__Dataset listings of figures__.
%%

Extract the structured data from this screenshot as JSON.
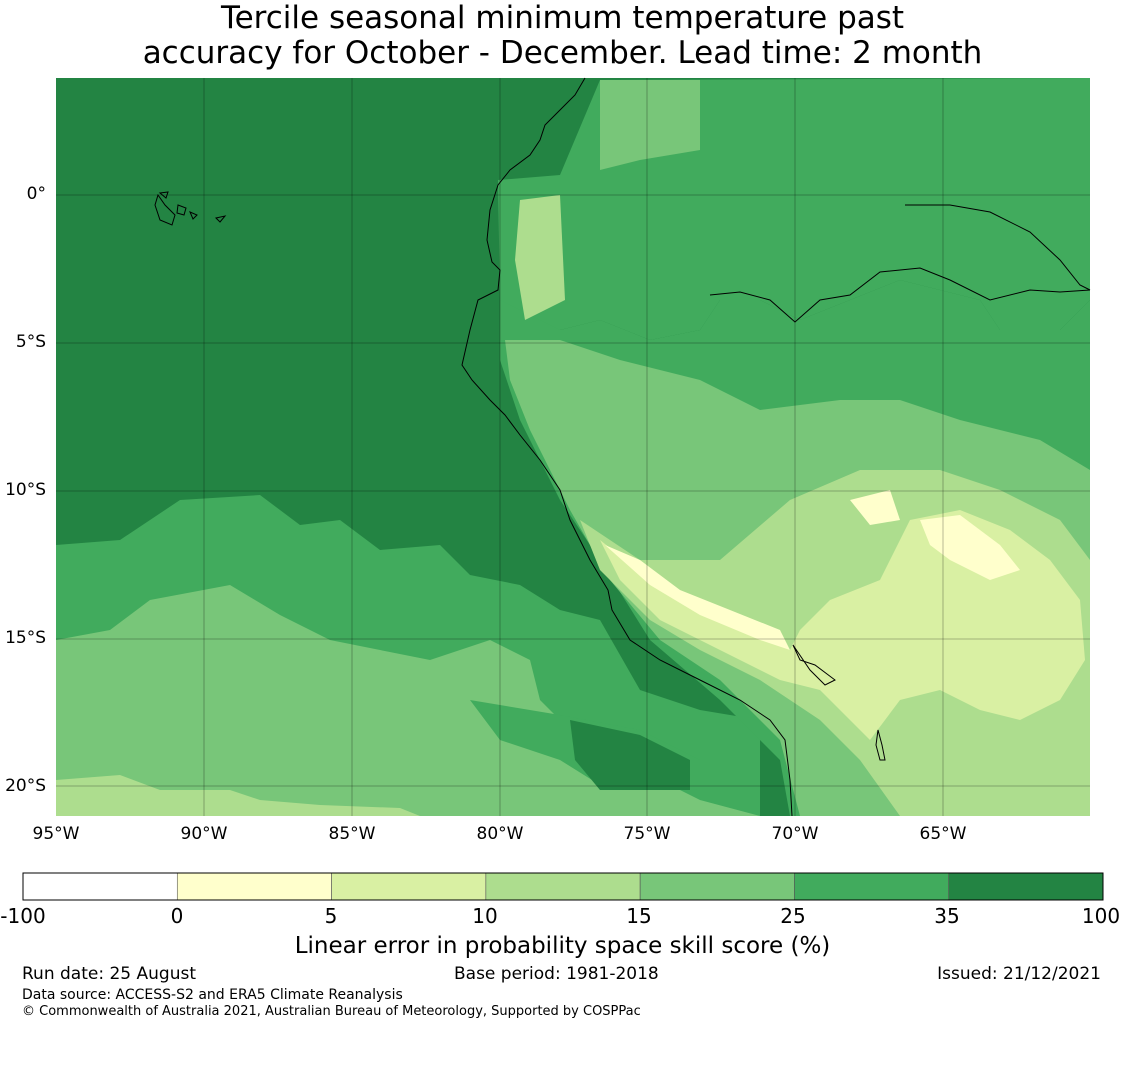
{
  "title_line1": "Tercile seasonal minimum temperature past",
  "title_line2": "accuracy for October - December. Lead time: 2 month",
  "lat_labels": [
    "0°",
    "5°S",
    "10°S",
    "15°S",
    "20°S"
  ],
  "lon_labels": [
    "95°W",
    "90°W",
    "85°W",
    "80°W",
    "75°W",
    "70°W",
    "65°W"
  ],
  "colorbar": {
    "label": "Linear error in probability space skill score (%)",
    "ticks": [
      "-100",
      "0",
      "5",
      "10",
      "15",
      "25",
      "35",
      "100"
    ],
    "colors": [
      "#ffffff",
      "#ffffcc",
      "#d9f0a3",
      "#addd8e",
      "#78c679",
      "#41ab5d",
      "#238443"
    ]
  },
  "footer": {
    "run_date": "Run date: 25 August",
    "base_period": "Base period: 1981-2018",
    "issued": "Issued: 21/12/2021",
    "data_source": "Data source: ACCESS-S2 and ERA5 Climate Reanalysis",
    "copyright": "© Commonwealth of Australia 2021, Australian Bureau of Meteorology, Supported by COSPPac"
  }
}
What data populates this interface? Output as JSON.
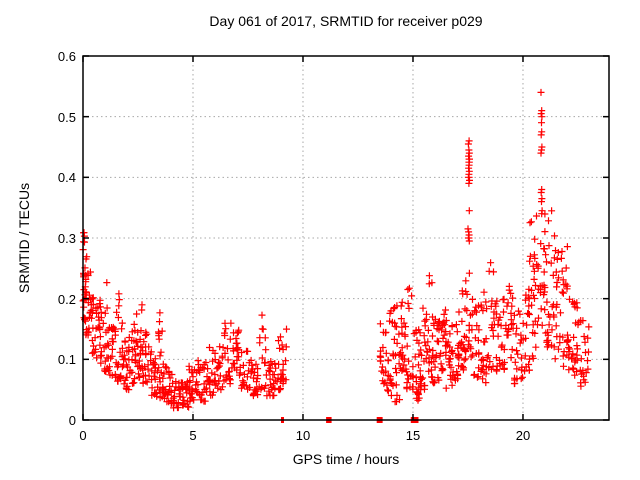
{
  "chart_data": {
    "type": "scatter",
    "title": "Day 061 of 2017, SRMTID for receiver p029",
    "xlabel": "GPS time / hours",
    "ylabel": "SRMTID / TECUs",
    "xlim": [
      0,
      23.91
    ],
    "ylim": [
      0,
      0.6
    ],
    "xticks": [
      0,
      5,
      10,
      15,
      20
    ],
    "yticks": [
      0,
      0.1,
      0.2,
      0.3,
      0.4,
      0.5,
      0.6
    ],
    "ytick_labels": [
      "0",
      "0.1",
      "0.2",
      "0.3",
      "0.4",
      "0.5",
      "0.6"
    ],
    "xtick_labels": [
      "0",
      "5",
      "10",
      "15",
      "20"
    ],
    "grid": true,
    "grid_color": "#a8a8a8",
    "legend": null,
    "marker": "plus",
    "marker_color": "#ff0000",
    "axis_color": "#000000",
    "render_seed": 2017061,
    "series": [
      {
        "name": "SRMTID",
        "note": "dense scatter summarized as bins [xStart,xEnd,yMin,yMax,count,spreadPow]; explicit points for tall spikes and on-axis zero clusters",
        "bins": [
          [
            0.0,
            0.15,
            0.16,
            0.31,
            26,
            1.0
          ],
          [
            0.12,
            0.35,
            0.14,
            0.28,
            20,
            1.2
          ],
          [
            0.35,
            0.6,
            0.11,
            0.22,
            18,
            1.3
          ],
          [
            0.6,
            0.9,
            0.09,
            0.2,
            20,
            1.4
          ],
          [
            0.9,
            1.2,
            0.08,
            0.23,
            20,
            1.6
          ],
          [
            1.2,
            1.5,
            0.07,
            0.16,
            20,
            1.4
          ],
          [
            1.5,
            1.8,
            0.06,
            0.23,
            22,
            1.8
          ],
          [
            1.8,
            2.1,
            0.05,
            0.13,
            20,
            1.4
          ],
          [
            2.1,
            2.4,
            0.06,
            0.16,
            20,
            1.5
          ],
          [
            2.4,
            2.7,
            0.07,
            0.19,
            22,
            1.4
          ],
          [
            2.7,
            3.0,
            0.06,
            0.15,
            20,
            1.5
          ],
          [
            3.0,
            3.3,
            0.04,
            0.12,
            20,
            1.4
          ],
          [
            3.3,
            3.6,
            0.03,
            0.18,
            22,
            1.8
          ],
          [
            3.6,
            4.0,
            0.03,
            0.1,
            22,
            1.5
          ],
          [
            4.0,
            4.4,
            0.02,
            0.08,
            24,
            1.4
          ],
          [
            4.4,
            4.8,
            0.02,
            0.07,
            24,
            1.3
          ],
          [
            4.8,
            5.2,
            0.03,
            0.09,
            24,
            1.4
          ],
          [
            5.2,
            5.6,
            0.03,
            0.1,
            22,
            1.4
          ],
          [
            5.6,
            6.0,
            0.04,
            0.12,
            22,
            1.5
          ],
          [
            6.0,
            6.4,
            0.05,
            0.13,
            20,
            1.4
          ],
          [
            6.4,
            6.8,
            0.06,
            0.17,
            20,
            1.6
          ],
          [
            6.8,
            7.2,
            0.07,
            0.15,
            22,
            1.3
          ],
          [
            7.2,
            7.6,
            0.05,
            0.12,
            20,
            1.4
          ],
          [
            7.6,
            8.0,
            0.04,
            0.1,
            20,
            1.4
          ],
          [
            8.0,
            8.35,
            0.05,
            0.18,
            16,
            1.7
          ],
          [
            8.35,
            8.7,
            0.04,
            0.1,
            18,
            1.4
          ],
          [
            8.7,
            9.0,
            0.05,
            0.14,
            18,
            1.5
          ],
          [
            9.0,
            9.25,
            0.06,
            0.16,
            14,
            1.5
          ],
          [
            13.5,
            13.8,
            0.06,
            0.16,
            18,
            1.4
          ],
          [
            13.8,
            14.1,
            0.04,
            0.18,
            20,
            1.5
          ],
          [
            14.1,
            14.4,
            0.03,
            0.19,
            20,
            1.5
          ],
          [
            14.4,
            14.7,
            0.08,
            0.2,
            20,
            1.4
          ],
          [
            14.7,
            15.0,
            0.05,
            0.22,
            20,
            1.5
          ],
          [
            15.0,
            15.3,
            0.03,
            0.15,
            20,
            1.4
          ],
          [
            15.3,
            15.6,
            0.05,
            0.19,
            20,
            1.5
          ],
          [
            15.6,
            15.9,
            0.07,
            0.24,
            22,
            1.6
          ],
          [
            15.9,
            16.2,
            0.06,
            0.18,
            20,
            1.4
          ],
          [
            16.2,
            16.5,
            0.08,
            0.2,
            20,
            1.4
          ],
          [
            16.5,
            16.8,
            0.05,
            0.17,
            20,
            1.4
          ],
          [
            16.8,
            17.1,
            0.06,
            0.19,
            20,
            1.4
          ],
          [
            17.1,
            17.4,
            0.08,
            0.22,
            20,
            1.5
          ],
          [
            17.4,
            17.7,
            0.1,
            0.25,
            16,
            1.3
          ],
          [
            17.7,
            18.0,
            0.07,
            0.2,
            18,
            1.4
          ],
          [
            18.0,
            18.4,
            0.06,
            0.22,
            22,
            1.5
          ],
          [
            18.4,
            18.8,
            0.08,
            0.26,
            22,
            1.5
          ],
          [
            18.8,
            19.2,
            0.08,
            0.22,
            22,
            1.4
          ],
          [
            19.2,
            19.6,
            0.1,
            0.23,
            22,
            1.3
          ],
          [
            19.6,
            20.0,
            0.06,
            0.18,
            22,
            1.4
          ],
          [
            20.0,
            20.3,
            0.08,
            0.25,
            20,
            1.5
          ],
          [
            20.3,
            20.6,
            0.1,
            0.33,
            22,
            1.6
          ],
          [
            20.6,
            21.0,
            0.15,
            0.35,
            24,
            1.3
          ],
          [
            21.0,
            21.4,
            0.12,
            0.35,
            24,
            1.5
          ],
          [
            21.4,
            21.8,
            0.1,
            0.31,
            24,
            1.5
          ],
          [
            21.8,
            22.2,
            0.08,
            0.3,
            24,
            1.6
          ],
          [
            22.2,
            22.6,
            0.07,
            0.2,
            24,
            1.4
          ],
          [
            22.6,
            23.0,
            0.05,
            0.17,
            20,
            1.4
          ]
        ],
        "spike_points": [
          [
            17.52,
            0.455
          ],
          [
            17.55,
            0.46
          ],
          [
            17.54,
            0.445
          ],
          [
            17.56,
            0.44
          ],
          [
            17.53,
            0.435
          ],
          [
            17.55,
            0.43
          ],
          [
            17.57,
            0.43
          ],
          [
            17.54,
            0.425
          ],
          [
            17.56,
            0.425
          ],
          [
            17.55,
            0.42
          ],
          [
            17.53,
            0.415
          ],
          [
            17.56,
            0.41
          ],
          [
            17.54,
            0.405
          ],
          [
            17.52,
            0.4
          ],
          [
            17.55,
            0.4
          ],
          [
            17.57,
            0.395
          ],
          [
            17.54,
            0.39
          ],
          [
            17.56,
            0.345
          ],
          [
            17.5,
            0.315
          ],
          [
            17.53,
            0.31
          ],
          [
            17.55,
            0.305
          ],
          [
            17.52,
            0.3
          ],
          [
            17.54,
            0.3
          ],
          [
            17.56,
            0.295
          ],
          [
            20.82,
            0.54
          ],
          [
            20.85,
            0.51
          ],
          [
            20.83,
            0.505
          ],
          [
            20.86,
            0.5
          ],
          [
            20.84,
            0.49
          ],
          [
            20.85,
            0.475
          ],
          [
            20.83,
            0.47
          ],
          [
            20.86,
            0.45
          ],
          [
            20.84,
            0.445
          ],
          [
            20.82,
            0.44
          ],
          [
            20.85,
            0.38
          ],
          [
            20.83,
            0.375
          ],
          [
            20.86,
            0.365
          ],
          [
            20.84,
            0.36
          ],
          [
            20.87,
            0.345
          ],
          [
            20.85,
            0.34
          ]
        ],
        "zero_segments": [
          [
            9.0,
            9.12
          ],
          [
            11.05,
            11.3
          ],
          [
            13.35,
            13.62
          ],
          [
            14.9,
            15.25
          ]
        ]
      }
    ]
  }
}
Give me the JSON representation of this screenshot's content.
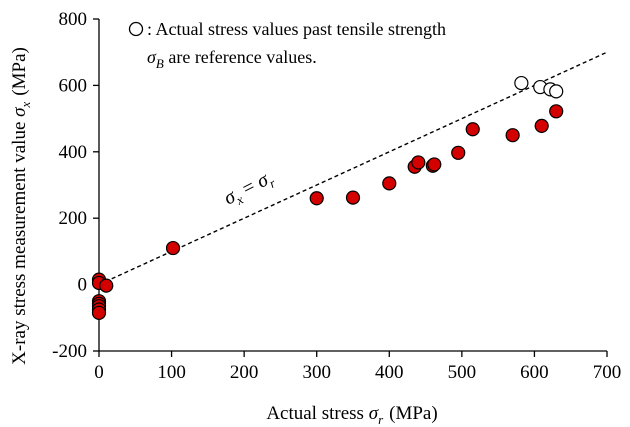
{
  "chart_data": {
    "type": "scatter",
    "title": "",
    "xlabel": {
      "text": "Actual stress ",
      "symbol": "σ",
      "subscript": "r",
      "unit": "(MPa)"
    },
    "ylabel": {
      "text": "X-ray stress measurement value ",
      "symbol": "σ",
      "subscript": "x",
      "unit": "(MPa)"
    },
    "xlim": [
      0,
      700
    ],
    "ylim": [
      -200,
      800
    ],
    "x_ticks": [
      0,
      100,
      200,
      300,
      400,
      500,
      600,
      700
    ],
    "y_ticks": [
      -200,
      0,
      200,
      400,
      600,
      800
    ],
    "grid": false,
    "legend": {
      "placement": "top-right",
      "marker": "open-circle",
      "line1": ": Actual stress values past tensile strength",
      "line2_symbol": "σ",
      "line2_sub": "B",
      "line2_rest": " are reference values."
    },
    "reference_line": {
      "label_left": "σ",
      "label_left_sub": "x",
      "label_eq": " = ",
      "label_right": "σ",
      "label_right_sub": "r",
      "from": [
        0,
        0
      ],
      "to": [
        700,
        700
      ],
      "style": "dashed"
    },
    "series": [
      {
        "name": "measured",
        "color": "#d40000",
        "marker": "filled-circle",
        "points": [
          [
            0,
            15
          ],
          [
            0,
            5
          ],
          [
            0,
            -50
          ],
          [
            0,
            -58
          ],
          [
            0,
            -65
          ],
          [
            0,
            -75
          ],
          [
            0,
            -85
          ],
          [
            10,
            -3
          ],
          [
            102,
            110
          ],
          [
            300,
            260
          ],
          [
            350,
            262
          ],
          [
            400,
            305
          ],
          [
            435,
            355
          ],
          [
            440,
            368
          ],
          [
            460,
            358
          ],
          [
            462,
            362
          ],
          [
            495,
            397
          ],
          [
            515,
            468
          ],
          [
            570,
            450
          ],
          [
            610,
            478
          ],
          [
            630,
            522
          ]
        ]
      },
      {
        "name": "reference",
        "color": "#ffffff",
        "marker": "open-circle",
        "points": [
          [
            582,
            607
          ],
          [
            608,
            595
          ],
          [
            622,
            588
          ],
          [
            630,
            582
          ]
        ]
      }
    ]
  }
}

%%

__Objective__.
For the data above, state how many lines contain "from"; the number is the whole answer.

__Exercise result__.
2